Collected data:
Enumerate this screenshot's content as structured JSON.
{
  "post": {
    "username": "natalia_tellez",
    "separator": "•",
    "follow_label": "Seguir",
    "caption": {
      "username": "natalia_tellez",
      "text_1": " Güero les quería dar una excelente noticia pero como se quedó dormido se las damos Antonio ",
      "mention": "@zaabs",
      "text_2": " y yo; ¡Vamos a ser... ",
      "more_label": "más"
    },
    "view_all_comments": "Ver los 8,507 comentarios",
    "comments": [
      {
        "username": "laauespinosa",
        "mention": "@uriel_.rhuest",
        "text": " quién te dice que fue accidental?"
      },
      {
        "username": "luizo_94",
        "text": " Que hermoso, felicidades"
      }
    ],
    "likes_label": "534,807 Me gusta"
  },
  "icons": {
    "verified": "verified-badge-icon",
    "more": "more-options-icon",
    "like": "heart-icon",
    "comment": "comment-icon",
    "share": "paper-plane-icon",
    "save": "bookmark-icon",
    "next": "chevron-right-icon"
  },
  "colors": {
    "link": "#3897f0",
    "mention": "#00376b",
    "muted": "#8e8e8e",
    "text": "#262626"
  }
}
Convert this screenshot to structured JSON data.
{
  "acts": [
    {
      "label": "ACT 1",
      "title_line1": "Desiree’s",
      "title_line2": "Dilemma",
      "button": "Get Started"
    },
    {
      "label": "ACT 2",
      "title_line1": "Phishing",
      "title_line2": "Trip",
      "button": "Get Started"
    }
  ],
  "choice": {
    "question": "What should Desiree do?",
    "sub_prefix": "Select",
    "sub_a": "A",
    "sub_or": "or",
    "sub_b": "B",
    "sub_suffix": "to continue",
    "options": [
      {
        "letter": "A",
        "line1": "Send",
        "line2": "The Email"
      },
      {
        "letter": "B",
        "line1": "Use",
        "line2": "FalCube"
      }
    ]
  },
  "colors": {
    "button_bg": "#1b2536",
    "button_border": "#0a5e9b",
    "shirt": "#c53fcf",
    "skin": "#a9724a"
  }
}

• _Prompt_:
Write the material out again in its entirety, exactly as shown.

• _Response to the task_:
Enumerate this screenshot's content as structured JSON.
{
  "post": {
    "username": "natalia_tellez",
    "separator": "•",
    "follow_label": "Seguir",
    "caption": {
      "username": "natalia_tellez",
      "text_1": " Güero les quería dar una excelente noticia pero como se quedó dormido se las damos Antonio ",
      "mention": "@zaabs",
      "text_2": " y yo; ¡Vamos a ser... ",
      "more_label": "más"
    },
    "view_all_comments": "Ver los 8,507 comentarios",
    "comments": [
      {
        "username": "laauespinosa",
        "mention": "@uriel_.rhuest",
        "text": " quién te dice que fue accidental?"
      },
      {
        "username": "luizo_94",
        "text": " Que hermoso, felicidades"
      }
    ],
    "likes_label": "534,807 Me gusta"
  },
  "icons": {
    "verified": "verified-badge-icon",
    "more": "more-options-icon",
    "like": "heart-icon",
    "comment": "comment-icon",
    "share": "paper-plane-icon",
    "save": "bookmark-icon",
    "next": "chevron-right-icon"
  },
  "colors": {
    "link": "#3897f0",
    "mention": "#00376b",
    "muted": "#8e8e8e",
    "text": "#262626"
  }
}
Convert this screenshot to structured JSON data.
{
  "acts": [
    {
      "label": "ACT 1",
      "title_line1": "Desiree’s",
      "title_line2": "Dilemma",
      "button": "Get Started"
    },
    {
      "label": "ACT 2",
      "title_line1": "Phishing",
      "title_line2": "Trip",
      "button": "Get Started"
    }
  ],
  "choice": {
    "question": "What should Desiree do?",
    "sub_prefix": "Select",
    "sub_a": "A",
    "sub_or": "or",
    "sub_b": "B",
    "sub_suffix": "to continue",
    "options": [
      {
        "letter": "A",
        "line1": "Send",
        "line2": "The Email"
      },
      {
        "letter": "B",
        "line1": "Use",
        "line2": "FalCube"
      }
    ]
  },
  "colors": {
    "button_bg": "#1b2536",
    "button_border": "#0a5e9b",
    "shirt": "#c53fcf",
    "skin": "#a9724a"
  }
}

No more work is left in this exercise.